_Goal_:
All of the data that follows should be retyped exactly, please, except the pictures.

_Supplied entries_:
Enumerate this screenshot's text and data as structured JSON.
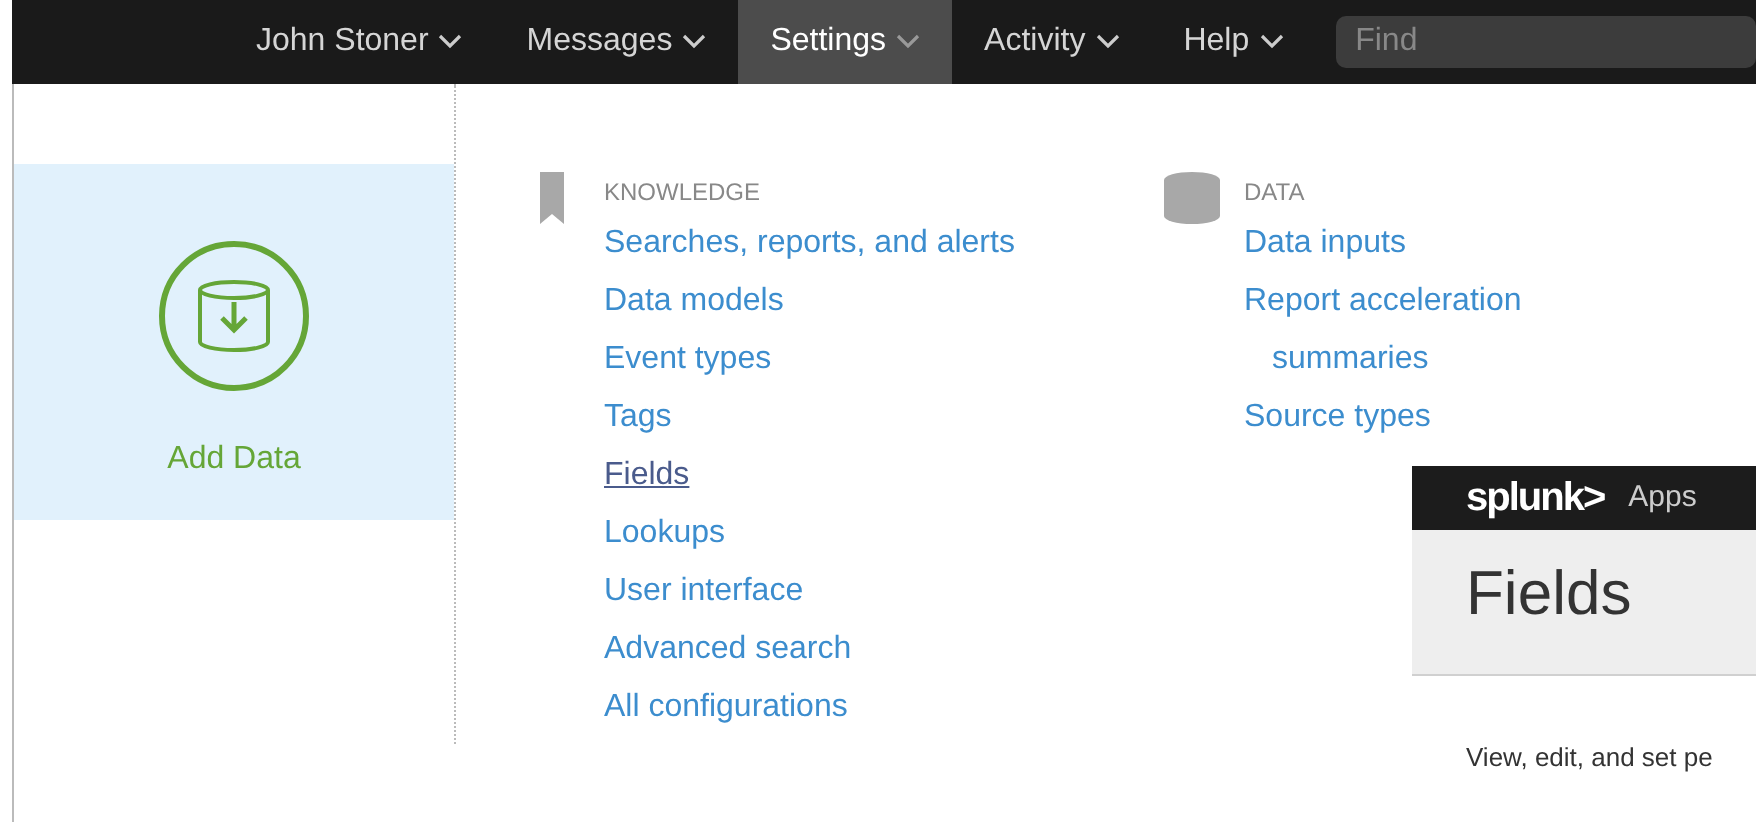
{
  "top_menu": [
    {
      "label": "John Stoner",
      "selected": false
    },
    {
      "label": "Messages",
      "selected": false
    },
    {
      "label": "Settings",
      "selected": true
    },
    {
      "label": "Activity",
      "selected": false
    },
    {
      "label": "Help",
      "selected": false
    }
  ],
  "search": {
    "placeholder": "Find"
  },
  "add_data": {
    "label": "Add Data"
  },
  "sections": [
    {
      "kind": "knowledge",
      "heading": "KNOWLEDGE",
      "links": [
        {
          "label": "Searches, reports, and alerts",
          "selected": false
        },
        {
          "label": "Data models",
          "selected": false
        },
        {
          "label": "Event types",
          "selected": false
        },
        {
          "label": "Tags",
          "selected": false
        },
        {
          "label": "Fields",
          "selected": true
        },
        {
          "label": "Lookups",
          "selected": false
        },
        {
          "label": "User interface",
          "selected": false
        },
        {
          "label": "Advanced search",
          "selected": false
        },
        {
          "label": "All configurations",
          "selected": false
        }
      ]
    },
    {
      "kind": "data",
      "heading": "DATA",
      "links": [
        {
          "label": "Data inputs",
          "selected": false
        },
        {
          "label": "Report acceleration summaries",
          "selected": false
        },
        {
          "label": "Source types",
          "selected": false
        }
      ]
    }
  ],
  "inset": {
    "logo": "splunk>",
    "menu": "Apps",
    "title": "Fields",
    "description": "View, edit, and set pe"
  }
}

_Solution for this task_:
Enumerate this screenshot's text and data as structured JSON.
{
  "top_menu": [
    {
      "label": "John Stoner",
      "selected": false
    },
    {
      "label": "Messages",
      "selected": false
    },
    {
      "label": "Settings",
      "selected": true
    },
    {
      "label": "Activity",
      "selected": false
    },
    {
      "label": "Help",
      "selected": false
    }
  ],
  "search": {
    "placeholder": "Find"
  },
  "add_data": {
    "label": "Add Data"
  },
  "sections": [
    {
      "kind": "knowledge",
      "heading": "KNOWLEDGE",
      "links": [
        {
          "label": "Searches, reports, and alerts",
          "selected": false
        },
        {
          "label": "Data models",
          "selected": false
        },
        {
          "label": "Event types",
          "selected": false
        },
        {
          "label": "Tags",
          "selected": false
        },
        {
          "label": "Fields",
          "selected": true
        },
        {
          "label": "Lookups",
          "selected": false
        },
        {
          "label": "User interface",
          "selected": false
        },
        {
          "label": "Advanced search",
          "selected": false
        },
        {
          "label": "All configurations",
          "selected": false
        }
      ]
    },
    {
      "kind": "data",
      "heading": "DATA",
      "links": [
        {
          "label": "Data inputs",
          "selected": false
        },
        {
          "label": "Report acceleration summaries",
          "selected": false
        },
        {
          "label": "Source types",
          "selected": false
        }
      ]
    }
  ],
  "inset": {
    "logo": "splunk>",
    "menu": "Apps",
    "title": "Fields",
    "description": "View, edit, and set pe"
  }
}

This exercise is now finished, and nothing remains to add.